[Begin]

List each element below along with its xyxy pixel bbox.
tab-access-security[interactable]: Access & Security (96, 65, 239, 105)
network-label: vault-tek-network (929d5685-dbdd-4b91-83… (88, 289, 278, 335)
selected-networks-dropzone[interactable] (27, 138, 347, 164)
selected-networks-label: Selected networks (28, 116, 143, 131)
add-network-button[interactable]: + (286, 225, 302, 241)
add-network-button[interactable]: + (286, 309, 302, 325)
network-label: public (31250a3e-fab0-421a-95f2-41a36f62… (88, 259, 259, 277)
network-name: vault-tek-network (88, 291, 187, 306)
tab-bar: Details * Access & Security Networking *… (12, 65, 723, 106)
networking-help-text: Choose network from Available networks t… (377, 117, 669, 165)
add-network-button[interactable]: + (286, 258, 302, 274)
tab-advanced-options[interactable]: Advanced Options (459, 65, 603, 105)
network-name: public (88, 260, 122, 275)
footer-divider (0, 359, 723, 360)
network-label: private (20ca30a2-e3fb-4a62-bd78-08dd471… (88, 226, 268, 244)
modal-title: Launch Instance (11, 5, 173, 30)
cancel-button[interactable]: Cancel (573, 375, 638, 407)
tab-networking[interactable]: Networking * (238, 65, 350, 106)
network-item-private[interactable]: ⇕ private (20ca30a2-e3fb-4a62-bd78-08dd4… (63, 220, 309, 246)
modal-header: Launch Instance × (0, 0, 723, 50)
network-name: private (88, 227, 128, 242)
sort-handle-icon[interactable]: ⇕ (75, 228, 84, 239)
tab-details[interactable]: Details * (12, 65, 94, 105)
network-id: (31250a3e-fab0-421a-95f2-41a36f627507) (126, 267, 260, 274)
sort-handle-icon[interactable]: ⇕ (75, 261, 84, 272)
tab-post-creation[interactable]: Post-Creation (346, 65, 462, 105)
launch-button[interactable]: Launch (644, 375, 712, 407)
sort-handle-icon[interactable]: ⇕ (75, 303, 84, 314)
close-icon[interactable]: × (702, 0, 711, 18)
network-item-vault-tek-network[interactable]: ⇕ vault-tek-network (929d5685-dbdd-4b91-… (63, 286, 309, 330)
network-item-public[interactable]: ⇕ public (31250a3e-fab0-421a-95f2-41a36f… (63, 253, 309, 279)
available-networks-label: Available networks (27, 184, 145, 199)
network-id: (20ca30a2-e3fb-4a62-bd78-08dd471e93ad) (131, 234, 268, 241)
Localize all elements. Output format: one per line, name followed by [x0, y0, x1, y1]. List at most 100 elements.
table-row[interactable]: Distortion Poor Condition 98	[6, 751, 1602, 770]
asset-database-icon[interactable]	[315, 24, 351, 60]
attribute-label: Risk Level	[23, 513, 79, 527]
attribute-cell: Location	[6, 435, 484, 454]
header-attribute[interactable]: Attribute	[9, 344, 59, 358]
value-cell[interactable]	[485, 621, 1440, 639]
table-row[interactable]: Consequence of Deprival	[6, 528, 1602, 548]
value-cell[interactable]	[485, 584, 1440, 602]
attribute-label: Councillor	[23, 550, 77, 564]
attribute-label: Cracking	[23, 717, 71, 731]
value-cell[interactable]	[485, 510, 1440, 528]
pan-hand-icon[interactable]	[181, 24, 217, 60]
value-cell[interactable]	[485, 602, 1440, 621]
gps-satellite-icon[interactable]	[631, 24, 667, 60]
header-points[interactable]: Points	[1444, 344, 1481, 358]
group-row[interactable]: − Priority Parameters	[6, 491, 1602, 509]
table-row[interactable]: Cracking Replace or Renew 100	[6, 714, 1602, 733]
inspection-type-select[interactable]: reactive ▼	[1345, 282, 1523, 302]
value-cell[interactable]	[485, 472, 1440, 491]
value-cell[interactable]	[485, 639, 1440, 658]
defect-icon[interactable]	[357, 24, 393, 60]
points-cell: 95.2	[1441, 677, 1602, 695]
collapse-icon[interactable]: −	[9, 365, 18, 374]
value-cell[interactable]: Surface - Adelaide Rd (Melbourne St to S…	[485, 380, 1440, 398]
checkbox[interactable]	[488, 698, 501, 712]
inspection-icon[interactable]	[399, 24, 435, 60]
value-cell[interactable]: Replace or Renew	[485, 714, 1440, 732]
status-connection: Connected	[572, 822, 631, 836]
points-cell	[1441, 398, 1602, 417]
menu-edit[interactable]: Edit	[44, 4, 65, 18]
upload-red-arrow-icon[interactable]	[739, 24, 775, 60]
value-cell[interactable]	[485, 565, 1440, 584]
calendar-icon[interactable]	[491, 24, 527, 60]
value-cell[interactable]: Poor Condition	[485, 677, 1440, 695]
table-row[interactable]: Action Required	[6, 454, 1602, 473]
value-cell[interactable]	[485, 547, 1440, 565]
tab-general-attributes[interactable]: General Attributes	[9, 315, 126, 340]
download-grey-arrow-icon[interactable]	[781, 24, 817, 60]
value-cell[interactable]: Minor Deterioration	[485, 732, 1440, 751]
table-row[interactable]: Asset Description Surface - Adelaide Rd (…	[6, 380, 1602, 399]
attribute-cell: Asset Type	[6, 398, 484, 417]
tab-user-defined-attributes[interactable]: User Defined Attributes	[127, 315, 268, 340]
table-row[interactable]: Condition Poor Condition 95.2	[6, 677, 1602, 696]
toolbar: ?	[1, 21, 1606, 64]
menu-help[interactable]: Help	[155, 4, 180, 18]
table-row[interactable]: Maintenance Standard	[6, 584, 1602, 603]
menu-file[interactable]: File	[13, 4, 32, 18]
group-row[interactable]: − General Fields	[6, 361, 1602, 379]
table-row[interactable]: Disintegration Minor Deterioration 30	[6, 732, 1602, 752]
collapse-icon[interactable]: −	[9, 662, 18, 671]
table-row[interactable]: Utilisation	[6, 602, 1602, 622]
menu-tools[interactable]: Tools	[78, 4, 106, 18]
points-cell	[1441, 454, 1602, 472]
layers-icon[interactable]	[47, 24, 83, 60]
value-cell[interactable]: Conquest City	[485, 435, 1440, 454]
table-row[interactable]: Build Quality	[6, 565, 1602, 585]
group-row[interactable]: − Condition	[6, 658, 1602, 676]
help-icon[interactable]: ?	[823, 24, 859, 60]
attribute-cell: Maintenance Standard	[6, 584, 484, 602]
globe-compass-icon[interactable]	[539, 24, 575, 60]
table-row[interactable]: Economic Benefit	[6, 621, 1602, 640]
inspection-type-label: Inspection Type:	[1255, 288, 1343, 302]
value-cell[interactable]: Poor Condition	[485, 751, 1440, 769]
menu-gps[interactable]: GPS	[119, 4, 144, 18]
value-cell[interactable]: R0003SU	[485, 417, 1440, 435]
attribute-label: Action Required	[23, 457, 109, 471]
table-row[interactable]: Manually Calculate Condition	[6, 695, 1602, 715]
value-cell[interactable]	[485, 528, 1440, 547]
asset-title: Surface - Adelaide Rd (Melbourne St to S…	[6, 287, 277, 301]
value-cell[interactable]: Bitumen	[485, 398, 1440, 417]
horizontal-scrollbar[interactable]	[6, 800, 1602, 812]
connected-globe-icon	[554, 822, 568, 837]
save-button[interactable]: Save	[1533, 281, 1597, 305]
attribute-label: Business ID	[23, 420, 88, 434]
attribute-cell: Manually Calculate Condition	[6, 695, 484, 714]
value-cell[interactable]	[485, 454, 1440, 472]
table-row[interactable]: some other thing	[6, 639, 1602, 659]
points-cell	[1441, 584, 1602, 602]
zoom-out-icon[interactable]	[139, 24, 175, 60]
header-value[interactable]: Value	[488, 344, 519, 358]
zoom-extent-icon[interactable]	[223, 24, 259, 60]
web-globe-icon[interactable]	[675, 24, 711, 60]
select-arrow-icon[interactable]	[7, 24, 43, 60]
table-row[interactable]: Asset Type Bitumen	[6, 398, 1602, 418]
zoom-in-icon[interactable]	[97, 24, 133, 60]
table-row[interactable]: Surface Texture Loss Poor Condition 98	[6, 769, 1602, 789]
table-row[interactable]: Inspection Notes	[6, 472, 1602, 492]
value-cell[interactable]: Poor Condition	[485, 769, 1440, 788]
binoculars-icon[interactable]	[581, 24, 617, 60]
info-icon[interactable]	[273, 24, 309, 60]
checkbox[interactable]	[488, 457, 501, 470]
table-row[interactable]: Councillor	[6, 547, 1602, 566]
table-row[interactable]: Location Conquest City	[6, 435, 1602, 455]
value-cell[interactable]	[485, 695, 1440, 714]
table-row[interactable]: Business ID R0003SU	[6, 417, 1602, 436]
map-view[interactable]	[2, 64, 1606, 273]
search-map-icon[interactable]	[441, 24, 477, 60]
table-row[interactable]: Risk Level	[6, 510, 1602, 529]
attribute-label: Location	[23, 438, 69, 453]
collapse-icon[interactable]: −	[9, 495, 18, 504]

[End]

▸ **STATED PROBLEM**: Please rewrite the material from its first line through the line containing "add-network-button[interactable]: + (286, 225, 302, 241)", substituting "Access and Security" for "Access & Security" and leaving everything else unchanged.

▸ **RESULT**:
List each element below along with its xyxy pixel bbox.
tab-access-security[interactable]: Access and Security (96, 65, 239, 105)
network-label: vault-tek-network (929d5685-dbdd-4b91-83… (88, 289, 278, 335)
selected-networks-dropzone[interactable] (27, 138, 347, 164)
selected-networks-label: Selected networks (28, 116, 143, 131)
add-network-button[interactable]: + (286, 225, 302, 241)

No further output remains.